Repeat every line of the material, character for character.

## start Recorded information

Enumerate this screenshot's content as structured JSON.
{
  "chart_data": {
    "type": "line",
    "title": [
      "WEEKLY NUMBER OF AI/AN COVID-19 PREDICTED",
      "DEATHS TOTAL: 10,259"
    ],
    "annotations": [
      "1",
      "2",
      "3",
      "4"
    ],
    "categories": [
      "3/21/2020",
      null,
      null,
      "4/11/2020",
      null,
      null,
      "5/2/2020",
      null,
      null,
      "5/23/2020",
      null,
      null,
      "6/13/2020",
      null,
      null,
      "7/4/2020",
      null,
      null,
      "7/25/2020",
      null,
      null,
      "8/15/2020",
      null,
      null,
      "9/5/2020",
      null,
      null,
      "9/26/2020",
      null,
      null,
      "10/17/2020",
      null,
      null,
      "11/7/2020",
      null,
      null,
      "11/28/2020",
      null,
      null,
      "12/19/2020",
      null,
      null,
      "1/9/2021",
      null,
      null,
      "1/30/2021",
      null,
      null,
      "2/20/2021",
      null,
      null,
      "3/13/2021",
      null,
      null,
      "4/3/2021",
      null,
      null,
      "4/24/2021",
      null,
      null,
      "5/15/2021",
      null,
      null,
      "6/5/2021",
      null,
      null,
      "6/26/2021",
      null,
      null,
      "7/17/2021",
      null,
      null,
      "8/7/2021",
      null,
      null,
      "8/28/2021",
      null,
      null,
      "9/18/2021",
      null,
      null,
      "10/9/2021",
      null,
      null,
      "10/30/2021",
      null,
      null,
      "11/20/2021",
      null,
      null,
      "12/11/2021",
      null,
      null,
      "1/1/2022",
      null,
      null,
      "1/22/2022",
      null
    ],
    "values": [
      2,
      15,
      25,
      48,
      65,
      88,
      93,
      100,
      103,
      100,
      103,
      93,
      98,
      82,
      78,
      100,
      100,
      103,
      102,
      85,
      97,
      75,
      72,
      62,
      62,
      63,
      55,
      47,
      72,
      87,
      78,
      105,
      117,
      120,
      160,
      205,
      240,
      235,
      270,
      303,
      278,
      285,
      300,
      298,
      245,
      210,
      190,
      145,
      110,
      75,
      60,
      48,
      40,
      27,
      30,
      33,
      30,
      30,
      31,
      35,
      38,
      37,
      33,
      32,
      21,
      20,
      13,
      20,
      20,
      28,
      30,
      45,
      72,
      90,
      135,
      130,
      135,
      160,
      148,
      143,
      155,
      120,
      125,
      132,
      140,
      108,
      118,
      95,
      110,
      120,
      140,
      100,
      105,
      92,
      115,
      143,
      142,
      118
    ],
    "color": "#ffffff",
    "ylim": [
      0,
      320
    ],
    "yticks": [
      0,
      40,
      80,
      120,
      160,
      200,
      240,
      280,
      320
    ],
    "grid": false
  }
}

## end Recorded information

- Solution to this task
Enumerate this screenshot's content as structured JSON.
{
  "chart_data": {
    "type": "line",
    "title": [
      "WEEKLY NUMBER OF AI/AN COVID-19 PREDICTED",
      "DEATHS TOTAL: 10,259"
    ],
    "annotations": [
      "1",
      "2",
      "3",
      "4"
    ],
    "categories": [
      "3/21/2020",
      null,
      null,
      "4/11/2020",
      null,
      null,
      "5/2/2020",
      null,
      null,
      "5/23/2020",
      null,
      null,
      "6/13/2020",
      null,
      null,
      "7/4/2020",
      null,
      null,
      "7/25/2020",
      null,
      null,
      "8/15/2020",
      null,
      null,
      "9/5/2020",
      null,
      null,
      "9/26/2020",
      null,
      null,
      "10/17/2020",
      null,
      null,
      "11/7/2020",
      null,
      null,
      "11/28/2020",
      null,
      null,
      "12/19/2020",
      null,
      null,
      "1/9/2021",
      null,
      null,
      "1/30/2021",
      null,
      null,
      "2/20/2021",
      null,
      null,
      "3/13/2021",
      null,
      null,
      "4/3/2021",
      null,
      null,
      "4/24/2021",
      null,
      null,
      "5/15/2021",
      null,
      null,
      "6/5/2021",
      null,
      null,
      "6/26/2021",
      null,
      null,
      "7/17/2021",
      null,
      null,
      "8/7/2021",
      null,
      null,
      "8/28/2021",
      null,
      null,
      "9/18/2021",
      null,
      null,
      "10/9/2021",
      null,
      null,
      "10/30/2021",
      null,
      null,
      "11/20/2021",
      null,
      null,
      "12/11/2021",
      null,
      null,
      "1/1/2022",
      null,
      null,
      "1/22/2022",
      null
    ],
    "values": [
      2,
      15,
      25,
      48,
      65,
      88,
      93,
      100,
      103,
      100,
      103,
      93,
      98,
      82,
      78,
      100,
      100,
      103,
      102,
      85,
      97,
      75,
      72,
      62,
      62,
      63,
      55,
      47,
      72,
      87,
      78,
      105,
      117,
      120,
      160,
      205,
      240,
      235,
      270,
      303,
      278,
      285,
      300,
      298,
      245,
      210,
      190,
      145,
      110,
      75,
      60,
      48,
      40,
      27,
      30,
      33,
      30,
      30,
      31,
      35,
      38,
      37,
      33,
      32,
      21,
      20,
      13,
      20,
      20,
      28,
      30,
      45,
      72,
      90,
      135,
      130,
      135,
      160,
      148,
      143,
      155,
      120,
      125,
      132,
      140,
      108,
      118,
      95,
      110,
      120,
      140,
      100,
      105,
      92,
      115,
      143,
      142,
      118
    ],
    "color": "#ffffff",
    "ylim": [
      0,
      320
    ],
    "yticks": [
      0,
      40,
      80,
      120,
      160,
      200,
      240,
      280,
      320
    ],
    "grid": false
  }
}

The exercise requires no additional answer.